Source extract:
===============

# Flashing Idicating Lights on Primary



## Black Dog (Oct 16, 2011)

$m0k3 said:


> I noticed some flashing indicating lights on some primary power lines, this was only at an intersection. Power was out in many areas but was wondering if anyone knew what it meant?
> 
> Indicating power or loss of power?


Up High they are warning planes a helicopters


----------



## backstay (Feb 3, 2011)

Alien landing lights.


----------



## circuitman1 (Mar 14, 2013)

sound like fault indicators for that paticular phase. they use them around here to make trouble shooting easier.:thumbsup:


----------



## Big John (May 23, 2010)

New one for me. Somebody have a photo?


----------



## EB Electric (Feb 8, 2013)

Like circuitman said, fault indicators is probably what you have seen. They flash in different patterns for permanent faults, temporary faults, when a recloser has operated, From what I gather they have a spring clamp on them that contacts the overhead conductor and then a metallic plate that inductively couples and the signal from the metallic plate feeds to a logic circuit inside to give different flashing signals for troubleshooting.









SEL has a bunch of them. https://www.selinc.com/FCI/Overhead/


----------



## $m0k3 (Apr 1, 2010)

This was flashing in sequence, A-B-C. I think you are right on the fault though, this was during a major wind storm where there were many trees falling on lines and lines down.


----------

===============

Records to use:
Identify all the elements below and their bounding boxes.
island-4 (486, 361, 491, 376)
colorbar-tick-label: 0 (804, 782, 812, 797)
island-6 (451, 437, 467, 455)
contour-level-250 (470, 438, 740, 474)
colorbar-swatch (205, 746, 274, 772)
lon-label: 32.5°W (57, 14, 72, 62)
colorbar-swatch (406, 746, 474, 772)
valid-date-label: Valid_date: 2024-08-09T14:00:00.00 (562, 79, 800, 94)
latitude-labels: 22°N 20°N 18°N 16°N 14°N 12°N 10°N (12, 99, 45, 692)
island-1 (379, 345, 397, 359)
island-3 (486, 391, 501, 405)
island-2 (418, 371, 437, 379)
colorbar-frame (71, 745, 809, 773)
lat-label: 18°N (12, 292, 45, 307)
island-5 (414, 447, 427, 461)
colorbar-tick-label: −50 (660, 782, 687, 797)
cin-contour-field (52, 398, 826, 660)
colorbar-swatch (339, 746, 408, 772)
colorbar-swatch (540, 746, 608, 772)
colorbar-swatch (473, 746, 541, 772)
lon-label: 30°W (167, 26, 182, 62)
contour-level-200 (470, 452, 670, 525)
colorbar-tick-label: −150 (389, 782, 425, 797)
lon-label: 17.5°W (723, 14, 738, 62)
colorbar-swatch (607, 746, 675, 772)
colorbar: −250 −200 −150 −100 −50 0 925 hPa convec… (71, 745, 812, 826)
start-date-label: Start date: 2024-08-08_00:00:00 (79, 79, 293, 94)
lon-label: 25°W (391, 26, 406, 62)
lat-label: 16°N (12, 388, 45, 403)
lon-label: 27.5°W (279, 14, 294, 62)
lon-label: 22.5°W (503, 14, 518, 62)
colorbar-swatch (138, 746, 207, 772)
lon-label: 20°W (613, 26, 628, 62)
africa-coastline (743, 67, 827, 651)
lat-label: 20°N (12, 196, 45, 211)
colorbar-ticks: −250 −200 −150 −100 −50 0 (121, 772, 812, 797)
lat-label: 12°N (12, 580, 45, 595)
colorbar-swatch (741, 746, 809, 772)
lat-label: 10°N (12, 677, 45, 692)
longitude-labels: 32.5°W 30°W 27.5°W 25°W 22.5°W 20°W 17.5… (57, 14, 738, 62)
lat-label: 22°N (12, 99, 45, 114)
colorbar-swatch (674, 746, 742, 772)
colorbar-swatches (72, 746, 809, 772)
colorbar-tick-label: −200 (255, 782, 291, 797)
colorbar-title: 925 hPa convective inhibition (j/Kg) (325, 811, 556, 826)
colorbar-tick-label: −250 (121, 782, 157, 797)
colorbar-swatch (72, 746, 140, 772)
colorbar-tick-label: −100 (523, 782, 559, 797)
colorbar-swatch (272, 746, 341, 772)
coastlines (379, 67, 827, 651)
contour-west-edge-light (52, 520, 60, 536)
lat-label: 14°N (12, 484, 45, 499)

===============

Challenges:
#1 Output the passage of the thread on flashing lights on power lines, starting at "## circuitman1 (Mar" and ending at "have a photo?".
#2 Rewrite the records, starting at their first line and ending at the line containing "colorbar-swatch (406, 746, 474, 772)", with "island" replaced by "islet" and nothing else changed. Give only those lines.

List of solutions:
#1
## circuitman1 (Mar 14, 2013)

sound like fault indicators for that paticular phase. they use them around here to make trouble shooting easier.:thumbsup:


----------



## Big John (May 23, 2010)

New one for me. Somebody have a photo?

#2
Identify all the elements below and their bounding boxes.
islet-4 (486, 361, 491, 376)
colorbar-tick-label: 0 (804, 782, 812, 797)
islet-6 (451, 437, 467, 455)
contour-level-250 (470, 438, 740, 474)
colorbar-swatch (205, 746, 274, 772)
lon-label: 32.5°W (57, 14, 72, 62)
colorbar-swatch (406, 746, 474, 772)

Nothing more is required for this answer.